* **Exercise goal**: Exclude any images and output the remaining records exactly.

* **Material for the task**:
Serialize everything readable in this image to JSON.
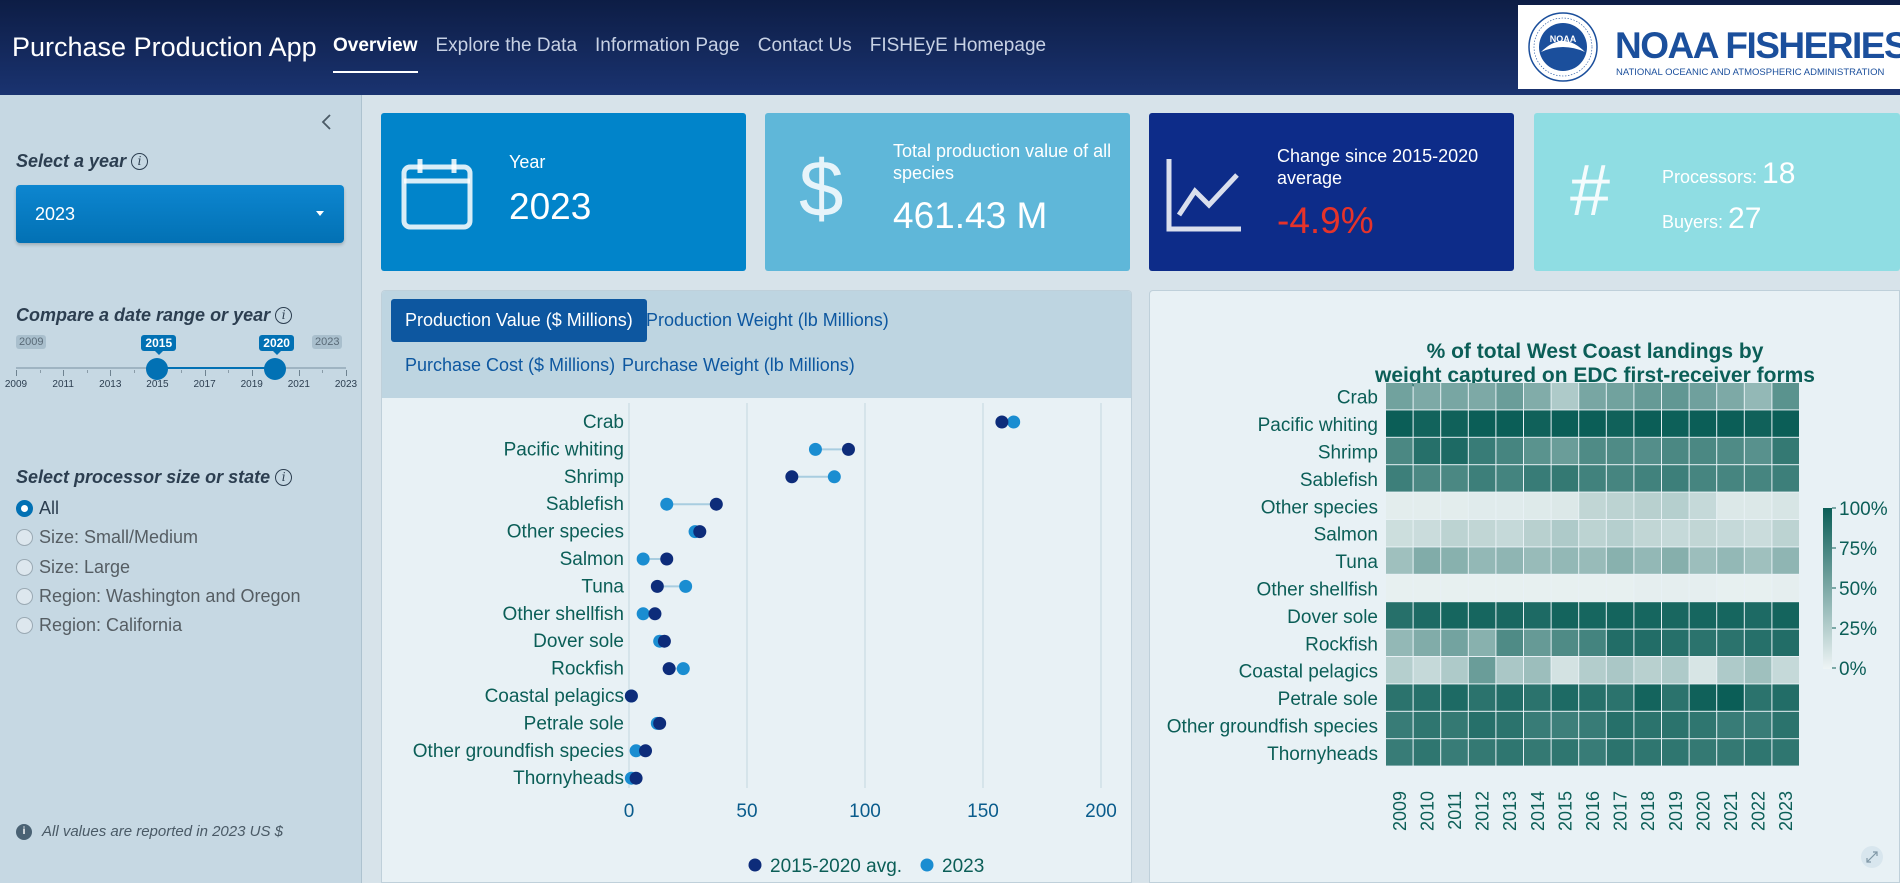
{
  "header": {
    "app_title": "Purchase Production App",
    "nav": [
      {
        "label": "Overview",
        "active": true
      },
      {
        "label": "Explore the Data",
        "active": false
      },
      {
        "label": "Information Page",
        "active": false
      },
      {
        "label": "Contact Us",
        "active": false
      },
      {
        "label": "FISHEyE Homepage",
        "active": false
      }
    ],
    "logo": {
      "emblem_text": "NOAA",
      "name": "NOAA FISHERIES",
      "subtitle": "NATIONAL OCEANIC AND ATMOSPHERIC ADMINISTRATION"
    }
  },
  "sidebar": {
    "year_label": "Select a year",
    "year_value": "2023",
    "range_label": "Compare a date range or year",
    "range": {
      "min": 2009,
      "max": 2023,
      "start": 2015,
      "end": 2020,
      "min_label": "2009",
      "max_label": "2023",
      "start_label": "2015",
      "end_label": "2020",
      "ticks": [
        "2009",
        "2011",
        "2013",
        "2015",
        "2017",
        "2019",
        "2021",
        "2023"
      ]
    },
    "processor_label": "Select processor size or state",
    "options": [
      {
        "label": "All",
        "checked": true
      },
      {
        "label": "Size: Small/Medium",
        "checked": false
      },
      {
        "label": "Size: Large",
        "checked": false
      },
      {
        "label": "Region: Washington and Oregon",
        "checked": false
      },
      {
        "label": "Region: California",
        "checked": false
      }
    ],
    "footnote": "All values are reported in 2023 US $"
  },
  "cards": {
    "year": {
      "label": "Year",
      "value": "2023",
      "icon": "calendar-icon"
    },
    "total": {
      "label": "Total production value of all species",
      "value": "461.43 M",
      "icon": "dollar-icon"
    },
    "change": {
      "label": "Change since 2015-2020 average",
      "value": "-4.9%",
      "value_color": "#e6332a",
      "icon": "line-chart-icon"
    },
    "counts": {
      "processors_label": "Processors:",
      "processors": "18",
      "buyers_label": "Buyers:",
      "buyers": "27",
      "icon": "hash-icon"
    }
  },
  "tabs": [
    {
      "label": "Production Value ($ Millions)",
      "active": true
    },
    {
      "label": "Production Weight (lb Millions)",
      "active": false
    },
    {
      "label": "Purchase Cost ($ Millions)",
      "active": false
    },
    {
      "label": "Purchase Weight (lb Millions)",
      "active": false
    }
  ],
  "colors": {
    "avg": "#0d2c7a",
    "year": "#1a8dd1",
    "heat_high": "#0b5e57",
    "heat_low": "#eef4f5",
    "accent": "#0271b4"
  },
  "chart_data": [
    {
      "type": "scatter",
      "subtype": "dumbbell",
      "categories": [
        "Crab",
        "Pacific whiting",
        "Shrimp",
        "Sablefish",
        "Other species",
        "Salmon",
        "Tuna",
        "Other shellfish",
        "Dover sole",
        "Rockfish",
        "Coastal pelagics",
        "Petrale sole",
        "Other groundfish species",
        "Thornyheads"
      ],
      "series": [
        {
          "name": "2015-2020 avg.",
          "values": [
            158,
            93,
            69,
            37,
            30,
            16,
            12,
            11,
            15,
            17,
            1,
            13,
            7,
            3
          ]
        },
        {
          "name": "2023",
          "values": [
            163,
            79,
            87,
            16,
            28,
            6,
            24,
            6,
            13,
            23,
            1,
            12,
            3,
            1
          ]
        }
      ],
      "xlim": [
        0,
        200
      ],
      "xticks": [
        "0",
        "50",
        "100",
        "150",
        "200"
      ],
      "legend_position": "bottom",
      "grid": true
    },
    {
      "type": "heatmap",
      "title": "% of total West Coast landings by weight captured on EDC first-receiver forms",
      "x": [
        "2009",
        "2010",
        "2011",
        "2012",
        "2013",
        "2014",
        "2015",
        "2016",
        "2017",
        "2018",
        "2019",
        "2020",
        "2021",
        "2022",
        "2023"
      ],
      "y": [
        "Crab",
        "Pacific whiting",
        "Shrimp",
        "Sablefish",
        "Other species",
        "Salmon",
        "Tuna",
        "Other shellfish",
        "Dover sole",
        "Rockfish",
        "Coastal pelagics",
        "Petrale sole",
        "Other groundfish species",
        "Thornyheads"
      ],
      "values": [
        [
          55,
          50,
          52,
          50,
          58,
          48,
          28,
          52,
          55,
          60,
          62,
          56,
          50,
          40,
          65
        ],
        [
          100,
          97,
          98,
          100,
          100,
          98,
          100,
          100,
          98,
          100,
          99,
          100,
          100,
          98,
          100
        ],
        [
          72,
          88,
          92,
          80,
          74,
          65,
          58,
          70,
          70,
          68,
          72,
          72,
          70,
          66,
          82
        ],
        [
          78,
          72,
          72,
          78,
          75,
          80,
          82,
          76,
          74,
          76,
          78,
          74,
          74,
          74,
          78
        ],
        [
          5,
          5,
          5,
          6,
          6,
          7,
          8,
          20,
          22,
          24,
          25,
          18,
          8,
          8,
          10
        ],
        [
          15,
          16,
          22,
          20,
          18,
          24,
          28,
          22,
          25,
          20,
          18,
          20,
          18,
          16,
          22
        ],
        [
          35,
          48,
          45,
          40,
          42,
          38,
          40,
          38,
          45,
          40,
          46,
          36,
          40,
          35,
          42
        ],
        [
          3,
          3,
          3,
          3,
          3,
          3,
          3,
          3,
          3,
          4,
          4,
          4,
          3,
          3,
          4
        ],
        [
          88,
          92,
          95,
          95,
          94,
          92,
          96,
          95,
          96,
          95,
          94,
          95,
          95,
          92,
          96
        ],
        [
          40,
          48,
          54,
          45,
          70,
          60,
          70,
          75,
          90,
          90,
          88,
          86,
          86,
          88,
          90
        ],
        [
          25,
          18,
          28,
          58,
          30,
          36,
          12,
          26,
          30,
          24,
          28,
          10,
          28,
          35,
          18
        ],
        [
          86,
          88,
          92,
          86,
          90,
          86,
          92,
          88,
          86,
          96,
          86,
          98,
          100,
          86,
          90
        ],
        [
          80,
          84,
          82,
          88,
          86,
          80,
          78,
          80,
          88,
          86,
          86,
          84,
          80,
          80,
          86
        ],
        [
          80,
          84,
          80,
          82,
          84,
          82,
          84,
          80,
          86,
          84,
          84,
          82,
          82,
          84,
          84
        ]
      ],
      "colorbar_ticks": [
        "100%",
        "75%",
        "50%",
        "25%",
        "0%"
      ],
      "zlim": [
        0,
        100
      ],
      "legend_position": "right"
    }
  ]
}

* **Final answer**:
Serialize everything readable in this image to JSON.
{
  "header": {
    "app_title": "Purchase Production App",
    "nav": [
      {
        "label": "Overview",
        "active": true
      },
      {
        "label": "Explore the Data",
        "active": false
      },
      {
        "label": "Information Page",
        "active": false
      },
      {
        "label": "Contact Us",
        "active": false
      },
      {
        "label": "FISHEyE Homepage",
        "active": false
      }
    ],
    "logo": {
      "emblem_text": "NOAA",
      "name": "NOAA FISHERIES",
      "subtitle": "NATIONAL OCEANIC AND ATMOSPHERIC ADMINISTRATION"
    }
  },
  "sidebar": {
    "year_label": "Select a year",
    "year_value": "2023",
    "range_label": "Compare a date range or year",
    "range": {
      "min": 2009,
      "max": 2023,
      "start": 2015,
      "end": 2020,
      "min_label": "2009",
      "max_label": "2023",
      "start_label": "2015",
      "end_label": "2020",
      "ticks": [
        "2009",
        "2011",
        "2013",
        "2015",
        "2017",
        "2019",
        "2021",
        "2023"
      ]
    },
    "processor_label": "Select processor size or state",
    "options": [
      {
        "label": "All",
        "checked": true
      },
      {
        "label": "Size: Small/Medium",
        "checked": false
      },
      {
        "label": "Size: Large",
        "checked": false
      },
      {
        "label": "Region: Washington and Oregon",
        "checked": false
      },
      {
        "label": "Region: California",
        "checked": false
      }
    ],
    "footnote": "All values are reported in 2023 US $"
  },
  "cards": {
    "year": {
      "label": "Year",
      "value": "2023",
      "icon": "calendar-icon"
    },
    "total": {
      "label": "Total production value of all species",
      "value": "461.43 M",
      "icon": "dollar-icon"
    },
    "change": {
      "label": "Change since 2015-2020 average",
      "value": "-4.9%",
      "value_color": "#e6332a",
      "icon": "line-chart-icon"
    },
    "counts": {
      "processors_label": "Processors:",
      "processors": "18",
      "buyers_label": "Buyers:",
      "buyers": "27",
      "icon": "hash-icon"
    }
  },
  "tabs": [
    {
      "label": "Production Value ($ Millions)",
      "active": true
    },
    {
      "label": "Production Weight (lb Millions)",
      "active": false
    },
    {
      "label": "Purchase Cost ($ Millions)",
      "active": false
    },
    {
      "label": "Purchase Weight (lb Millions)",
      "active": false
    }
  ],
  "colors": {
    "avg": "#0d2c7a",
    "year": "#1a8dd1",
    "heat_high": "#0b5e57",
    "heat_low": "#eef4f5",
    "accent": "#0271b4"
  },
  "chart_data": [
    {
      "type": "scatter",
      "subtype": "dumbbell",
      "categories": [
        "Crab",
        "Pacific whiting",
        "Shrimp",
        "Sablefish",
        "Other species",
        "Salmon",
        "Tuna",
        "Other shellfish",
        "Dover sole",
        "Rockfish",
        "Coastal pelagics",
        "Petrale sole",
        "Other groundfish species",
        "Thornyheads"
      ],
      "series": [
        {
          "name": "2015-2020 avg.",
          "values": [
            158,
            93,
            69,
            37,
            30,
            16,
            12,
            11,
            15,
            17,
            1,
            13,
            7,
            3
          ]
        },
        {
          "name": "2023",
          "values": [
            163,
            79,
            87,
            16,
            28,
            6,
            24,
            6,
            13,
            23,
            1,
            12,
            3,
            1
          ]
        }
      ],
      "xlim": [
        0,
        200
      ],
      "xticks": [
        "0",
        "50",
        "100",
        "150",
        "200"
      ],
      "legend_position": "bottom",
      "grid": true
    },
    {
      "type": "heatmap",
      "title": "% of total West Coast landings by weight captured on EDC first-receiver forms",
      "x": [
        "2009",
        "2010",
        "2011",
        "2012",
        "2013",
        "2014",
        "2015",
        "2016",
        "2017",
        "2018",
        "2019",
        "2020",
        "2021",
        "2022",
        "2023"
      ],
      "y": [
        "Crab",
        "Pacific whiting",
        "Shrimp",
        "Sablefish",
        "Other species",
        "Salmon",
        "Tuna",
        "Other shellfish",
        "Dover sole",
        "Rockfish",
        "Coastal pelagics",
        "Petrale sole",
        "Other groundfish species",
        "Thornyheads"
      ],
      "values": [
        [
          55,
          50,
          52,
          50,
          58,
          48,
          28,
          52,
          55,
          60,
          62,
          56,
          50,
          40,
          65
        ],
        [
          100,
          97,
          98,
          100,
          100,
          98,
          100,
          100,
          98,
          100,
          99,
          100,
          100,
          98,
          100
        ],
        [
          72,
          88,
          92,
          80,
          74,
          65,
          58,
          70,
          70,
          68,
          72,
          72,
          70,
          66,
          82
        ],
        [
          78,
          72,
          72,
          78,
          75,
          80,
          82,
          76,
          74,
          76,
          78,
          74,
          74,
          74,
          78
        ],
        [
          5,
          5,
          5,
          6,
          6,
          7,
          8,
          20,
          22,
          24,
          25,
          18,
          8,
          8,
          10
        ],
        [
          15,
          16,
          22,
          20,
          18,
          24,
          28,
          22,
          25,
          20,
          18,
          20,
          18,
          16,
          22
        ],
        [
          35,
          48,
          45,
          40,
          42,
          38,
          40,
          38,
          45,
          40,
          46,
          36,
          40,
          35,
          42
        ],
        [
          3,
          3,
          3,
          3,
          3,
          3,
          3,
          3,
          3,
          4,
          4,
          4,
          3,
          3,
          4
        ],
        [
          88,
          92,
          95,
          95,
          94,
          92,
          96,
          95,
          96,
          95,
          94,
          95,
          95,
          92,
          96
        ],
        [
          40,
          48,
          54,
          45,
          70,
          60,
          70,
          75,
          90,
          90,
          88,
          86,
          86,
          88,
          90
        ],
        [
          25,
          18,
          28,
          58,
          30,
          36,
          12,
          26,
          30,
          24,
          28,
          10,
          28,
          35,
          18
        ],
        [
          86,
          88,
          92,
          86,
          90,
          86,
          92,
          88,
          86,
          96,
          86,
          98,
          100,
          86,
          90
        ],
        [
          80,
          84,
          82,
          88,
          86,
          80,
          78,
          80,
          88,
          86,
          86,
          84,
          80,
          80,
          86
        ],
        [
          80,
          84,
          80,
          82,
          84,
          82,
          84,
          80,
          86,
          84,
          84,
          82,
          82,
          84,
          84
        ]
      ],
      "colorbar_ticks": [
        "100%",
        "75%",
        "50%",
        "25%",
        "0%"
      ],
      "zlim": [
        0,
        100
      ],
      "legend_position": "right"
    }
  ]
}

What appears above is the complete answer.